- Requirement -
Every record should be repeated exactly, except that pictures are left out.

- Supplied data -
---+---

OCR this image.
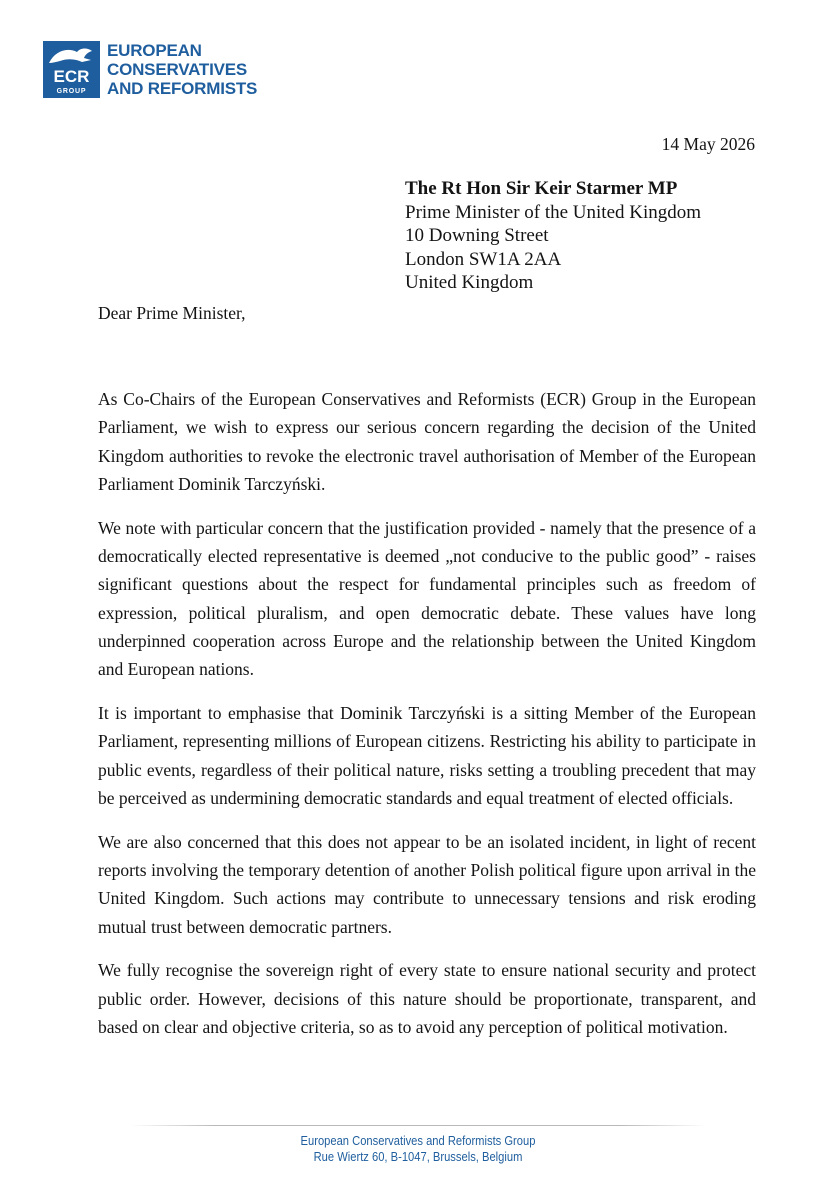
ECR
GROUP
EUROPEAN
CONSERVATIVES
AND REFORMISTS
14 May 2026
The Rt Hon Sir Keir Starmer MP
Prime Minister of the United Kingdom
10 Downing Street
London SW1A 2AA
United Kingdom
Dear Prime Minister,

As Co-Chairs of the European Conservatives and Reformists (ECR) Group in the European Parliament, we wish to express our serious concern regarding the decision of the United Kingdom authorities to revoke the electronic travel authorisation of Member of the European Parliament Dominik Tarczyński.

We note with particular concern that the justification provided - namely that the presence of a democratically elected representative is deemed „not conducive to the public good” - raises significant questions about the respect for fundamental principles such as freedom of expression, political pluralism, and open democratic debate. These values have long underpinned cooperation across Europe and the relationship between the United Kingdom and European nations.

It is important to emphasise that Dominik Tarczyński is a sitting Member of the European Parliament, representing millions of European citizens. Restricting his ability to participate in public events, regardless of their political nature, risks setting a troubling precedent that may be perceived as undermining democratic standards and equal treatment of elected officials.

We are also concerned that this does not appear to be an isolated incident, in light of recent reports involving the temporary detention of another Polish political figure upon arrival in the United Kingdom. Such actions may contribute to unnecessary tensions and risk eroding mutual trust between democratic partners.

We fully recognise the sovereign right of every state to ensure national security and protect public order. However, decisions of this nature should be proportionate, transparent, and based on clear and objective criteria, so as to avoid any perception of political motivation.

European Conservatives and Reformists Group
Rue Wiertz 60, B-1047, Brussels, Belgium
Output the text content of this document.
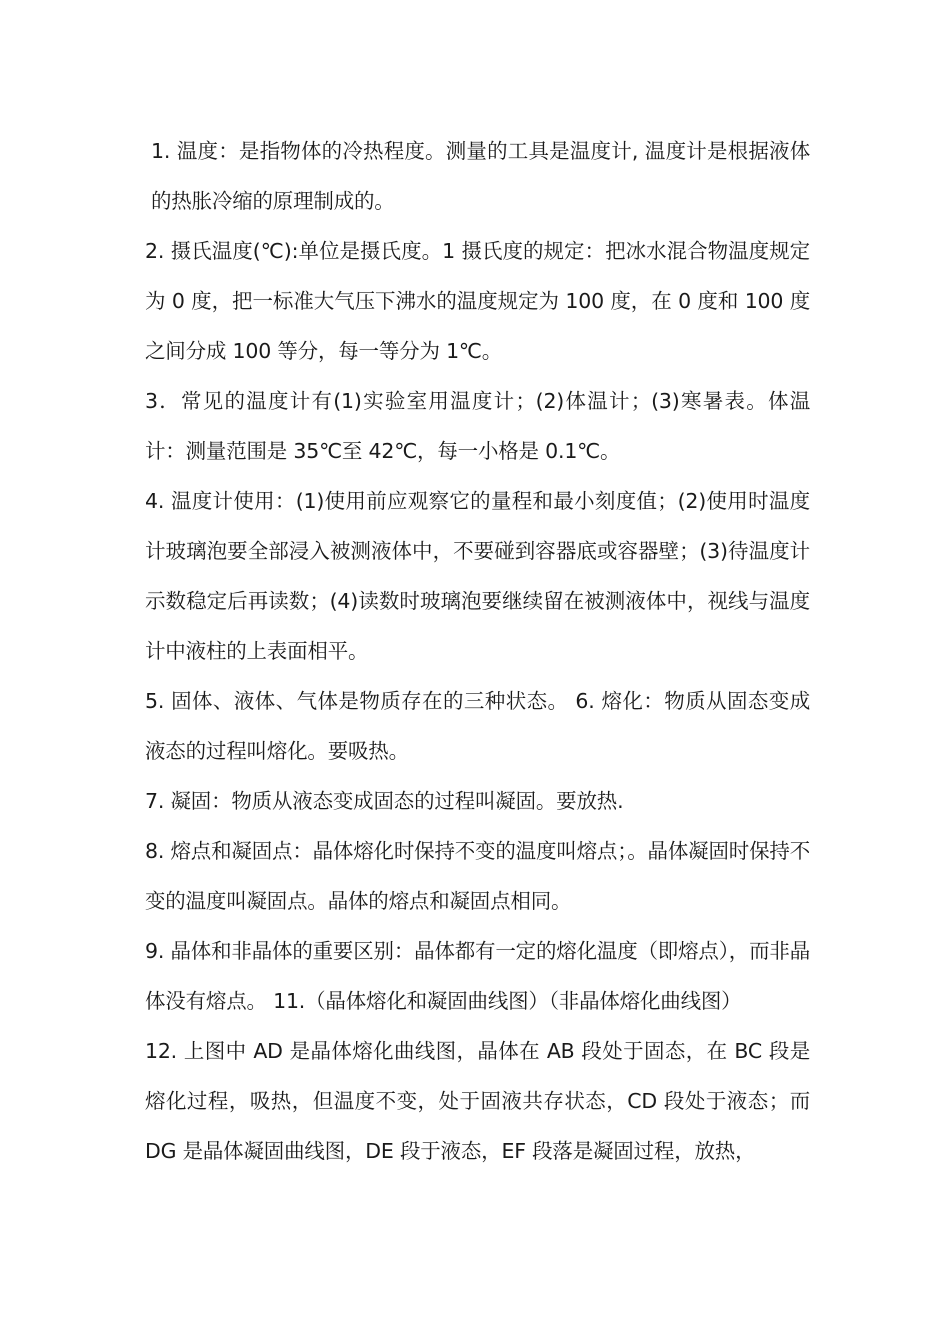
1. 温度：是指物体的冷热程度。测量的工具是温度计, 温度计是根据液体的热胀冷缩的原理制成的。

2. 摄氏温度(℃):单位是摄氏度。1 摄氏度的规定：把冰水混合物温度规定为 0 度，把一标准大气压下沸水的温度规定为 100 度，在 0 度和 100 度之间分成 100 等分，每一等分为 1℃。

3．常见的温度计有(1)实验室用温度计；(2)体温计；(3)寒暑表。体温计：测量范围是 35℃至 42℃，每一小格是 0.1℃。

4. 温度计使用：(1)使用前应观察它的量程和最小刻度值；(2)使用时温度计玻璃泡要全部浸入被测液体中，不要碰到容器底或容器壁；(3)待温度计示数稳定后再读数；(4)读数时玻璃泡要继续留在被测液体中，视线与温度计中液柱的上表面相平。

5. 固体、液体、气体是物质存在的三种状态。 6. 熔化：物质从固态变成液态的过程叫熔化。要吸热。

7. 凝固：物质从液态变成固态的过程叫凝固。要放热.

8. 熔点和凝固点：晶体熔化时保持不变的温度叫熔点；。晶体凝固时保持不变的温度叫凝固点。晶体的熔点和凝固点相同。

9. 晶体和非晶体的重要区别：晶体都有一定的熔化温度（即熔点），而非晶体没有熔点。 11.（晶体熔化和凝固曲线图）（非晶体熔化曲线图）

12. 上图中 AD 是晶体熔化曲线图，晶体在 AB 段处于固态，在 BC 段是熔化过程，吸热，但温度不变，处于固液共存状态，CD 段处于液态；而 DG 是晶体凝固曲线图，DE 段于液态，EF 段落是凝固过程，放热，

---+---

- Solution to this exercise -
OCR this image.
ECR
GROUP
EUROPEAN
CONSERVATIVES
AND REFORMISTS
14 May 2026
The Rt Hon Sir Keir Starmer MP
Prime Minister of the United Kingdom
10 Downing Street
London SW1A 2AA
United Kingdom
Dear Prime Minister,

As Co-Chairs of the European Conservatives and Reformists (ECR) Group in the European Parliament, we wish to express our serious concern regarding the decision of the United Kingdom authorities to revoke the electronic travel authorisation of Member of the European Parliament Dominik Tarczyński.

We note with particular concern that the justification provided - namely that the presence of a democratically elected representative is deemed „not conducive to the public good” - raises significant questions about the respect for fundamental principles such as freedom of expression, political pluralism, and open democratic debate. These values have long underpinned cooperation across Europe and the relationship between the United Kingdom and European nations.

It is important to emphasise that Dominik Tarczyński is a sitting Member of the European Parliament, representing millions of European citizens. Restricting his ability to participate in public events, regardless of their political nature, risks setting a troubling precedent that may be perceived as undermining democratic standards and equal treatment of elected officials.

We are also concerned that this does not appear to be an isolated incident, in light of recent reports involving the temporary detention of another Polish political figure upon arrival in the United Kingdom. Such actions may contribute to unnecessary tensions and risk eroding mutual trust between democratic partners.

We fully recognise the sovereign right of every state to ensure national security and protect public order. However, decisions of this nature should be proportionate, transparent, and based on clear and objective criteria, so as to avoid any perception of political motivation.

European Conservatives and Reformists Group
Rue Wiertz 60, B-1047, Brussels, Belgium
Output the text content of this document.
1. 温度：是指物体的冷热程度。测量的工具是温度计, 温度计是根据液体的热胀冷缩的原理制成的。

2. 摄氏温度(℃):单位是摄氏度。1 摄氏度的规定：把冰水混合物温度规定为 0 度，把一标准大气压下沸水的温度规定为 100 度，在 0 度和 100 度之间分成 100 等分，每一等分为 1℃。

3．常见的温度计有(1)实验室用温度计；(2)体温计；(3)寒暑表。体温计：测量范围是 35℃至 42℃，每一小格是 0.1℃。

4. 温度计使用：(1)使用前应观察它的量程和最小刻度值；(2)使用时温度计玻璃泡要全部浸入被测液体中，不要碰到容器底或容器壁；(3)待温度计示数稳定后再读数；(4)读数时玻璃泡要继续留在被测液体中，视线与温度计中液柱的上表面相平。

5. 固体、液体、气体是物质存在的三种状态。 6. 熔化：物质从固态变成液态的过程叫熔化。要吸热。

7. 凝固：物质从液态变成固态的过程叫凝固。要放热.

8. 熔点和凝固点：晶体熔化时保持不变的温度叫熔点；。晶体凝固时保持不变的温度叫凝固点。晶体的熔点和凝固点相同。

9. 晶体和非晶体的重要区别：晶体都有一定的熔化温度（即熔点），而非晶体没有熔点。 11.（晶体熔化和凝固曲线图）（非晶体熔化曲线图）

12. 上图中 AD 是晶体熔化曲线图，晶体在 AB 段处于固态，在 BC 段是熔化过程，吸热，但温度不变，处于固液共存状态，CD 段处于液态；而 DG 是晶体凝固曲线图，DE 段于液态，EF 段落是凝固过程，放热，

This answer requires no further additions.